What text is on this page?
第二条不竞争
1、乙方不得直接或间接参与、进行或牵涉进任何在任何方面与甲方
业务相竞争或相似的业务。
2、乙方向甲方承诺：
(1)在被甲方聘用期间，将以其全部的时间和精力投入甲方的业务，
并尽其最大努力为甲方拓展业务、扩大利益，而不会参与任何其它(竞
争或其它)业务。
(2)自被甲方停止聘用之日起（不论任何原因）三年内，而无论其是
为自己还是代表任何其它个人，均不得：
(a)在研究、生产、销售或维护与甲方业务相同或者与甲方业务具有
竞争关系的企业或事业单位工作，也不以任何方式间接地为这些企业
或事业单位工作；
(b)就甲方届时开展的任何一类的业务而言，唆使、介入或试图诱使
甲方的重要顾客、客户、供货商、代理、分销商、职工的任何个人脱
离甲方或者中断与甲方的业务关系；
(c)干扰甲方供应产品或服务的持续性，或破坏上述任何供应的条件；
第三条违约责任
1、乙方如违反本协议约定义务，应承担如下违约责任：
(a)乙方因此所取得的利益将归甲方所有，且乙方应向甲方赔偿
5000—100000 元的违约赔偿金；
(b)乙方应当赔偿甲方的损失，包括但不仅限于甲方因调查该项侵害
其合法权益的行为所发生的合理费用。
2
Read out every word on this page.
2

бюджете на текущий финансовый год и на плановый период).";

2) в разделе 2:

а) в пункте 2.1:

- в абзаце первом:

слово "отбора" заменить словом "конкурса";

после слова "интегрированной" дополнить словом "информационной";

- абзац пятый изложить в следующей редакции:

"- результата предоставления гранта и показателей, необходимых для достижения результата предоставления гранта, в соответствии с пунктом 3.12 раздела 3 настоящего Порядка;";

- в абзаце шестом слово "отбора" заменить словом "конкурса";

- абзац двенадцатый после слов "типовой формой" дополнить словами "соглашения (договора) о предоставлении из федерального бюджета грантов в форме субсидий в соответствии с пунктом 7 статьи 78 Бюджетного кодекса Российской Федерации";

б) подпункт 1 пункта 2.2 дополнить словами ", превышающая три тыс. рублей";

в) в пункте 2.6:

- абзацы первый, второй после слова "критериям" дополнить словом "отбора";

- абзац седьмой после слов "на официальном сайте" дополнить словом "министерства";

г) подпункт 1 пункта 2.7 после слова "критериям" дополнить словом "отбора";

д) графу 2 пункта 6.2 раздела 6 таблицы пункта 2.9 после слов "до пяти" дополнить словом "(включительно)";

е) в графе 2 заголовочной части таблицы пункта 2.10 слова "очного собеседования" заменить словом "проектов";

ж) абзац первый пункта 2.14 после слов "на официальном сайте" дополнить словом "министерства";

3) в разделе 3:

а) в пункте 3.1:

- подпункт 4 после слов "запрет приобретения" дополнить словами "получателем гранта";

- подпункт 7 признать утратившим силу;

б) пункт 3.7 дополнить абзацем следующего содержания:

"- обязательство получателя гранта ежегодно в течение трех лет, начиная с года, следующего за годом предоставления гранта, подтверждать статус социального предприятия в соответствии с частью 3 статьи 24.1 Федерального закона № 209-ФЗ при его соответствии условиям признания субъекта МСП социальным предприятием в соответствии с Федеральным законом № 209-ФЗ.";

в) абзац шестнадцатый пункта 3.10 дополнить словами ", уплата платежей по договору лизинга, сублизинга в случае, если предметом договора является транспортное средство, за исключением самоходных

▬▬▬

_Exercise requirements_: Produce an exact copy of the whole listing.

_Reply_:
What text is on this page?
第二条不竞争
1、乙方不得直接或间接参与、进行或牵涉进任何在任何方面与甲方
业务相竞争或相似的业务。
2、乙方向甲方承诺：
(1)在被甲方聘用期间，将以其全部的时间和精力投入甲方的业务，
并尽其最大努力为甲方拓展业务、扩大利益，而不会参与任何其它(竞
争或其它)业务。
(2)自被甲方停止聘用之日起（不论任何原因）三年内，而无论其是
为自己还是代表任何其它个人，均不得：
(a)在研究、生产、销售或维护与甲方业务相同或者与甲方业务具有
竞争关系的企业或事业单位工作，也不以任何方式间接地为这些企业
或事业单位工作；
(b)就甲方届时开展的任何一类的业务而言，唆使、介入或试图诱使
甲方的重要顾客、客户、供货商、代理、分销商、职工的任何个人脱
离甲方或者中断与甲方的业务关系；
(c)干扰甲方供应产品或服务的持续性，或破坏上述任何供应的条件；
第三条违约责任
1、乙方如违反本协议约定义务，应承担如下违约责任：
(a)乙方因此所取得的利益将归甲方所有，且乙方应向甲方赔偿
5000—100000 元的违约赔偿金；
(b)乙方应当赔偿甲方的损失，包括但不仅限于甲方因调查该项侵害
其合法权益的行为所发生的合理费用。
2
Read out every word on this page.
2

бюджете на текущий финансовый год и на плановый период).";

2) в разделе 2:

а) в пункте 2.1:

- в абзаце первом:

слово "отбора" заменить словом "конкурса";

после слова "интегрированной" дополнить словом "информационной";

- абзац пятый изложить в следующей редакции:

"- результата предоставления гранта и показателей, необходимых для достижения результата предоставления гранта, в соответствии с пунктом 3.12 раздела 3 настоящего Порядка;";

- в абзаце шестом слово "отбора" заменить словом "конкурса";

- абзац двенадцатый после слов "типовой формой" дополнить словами "соглашения (договора) о предоставлении из федерального бюджета грантов в форме субсидий в соответствии с пунктом 7 статьи 78 Бюджетного кодекса Российской Федерации";

б) подпункт 1 пункта 2.2 дополнить словами ", превышающая три тыс. рублей";

в) в пункте 2.6:

- абзацы первый, второй после слова "критериям" дополнить словом "отбора";

- абзац седьмой после слов "на официальном сайте" дополнить словом "министерства";

г) подпункт 1 пункта 2.7 после слова "критериям" дополнить словом "отбора";

д) графу 2 пункта 6.2 раздела 6 таблицы пункта 2.9 после слов "до пяти" дополнить словом "(включительно)";

е) в графе 2 заголовочной части таблицы пункта 2.10 слова "очного собеседования" заменить словом "проектов";

ж) абзац первый пункта 2.14 после слов "на официальном сайте" дополнить словом "министерства";

3) в разделе 3:

а) в пункте 3.1:

- подпункт 4 после слов "запрет приобретения" дополнить словами "получателем гранта";

- подпункт 7 признать утратившим силу;

б) пункт 3.7 дополнить абзацем следующего содержания:

"- обязательство получателя гранта ежегодно в течение трех лет, начиная с года, следующего за годом предоставления гранта, подтверждать статус социального предприятия в соответствии с частью 3 статьи 24.1 Федерального закона № 209-ФЗ при его соответствии условиям признания субъекта МСП социальным предприятием в соответствии с Федеральным законом № 209-ФЗ.";

в) абзац шестнадцатый пункта 3.10 дополнить словами ", уплата платежей по договору лизинга, сублизинга в случае, если предметом договора является транспортное средство, за исключением самоходных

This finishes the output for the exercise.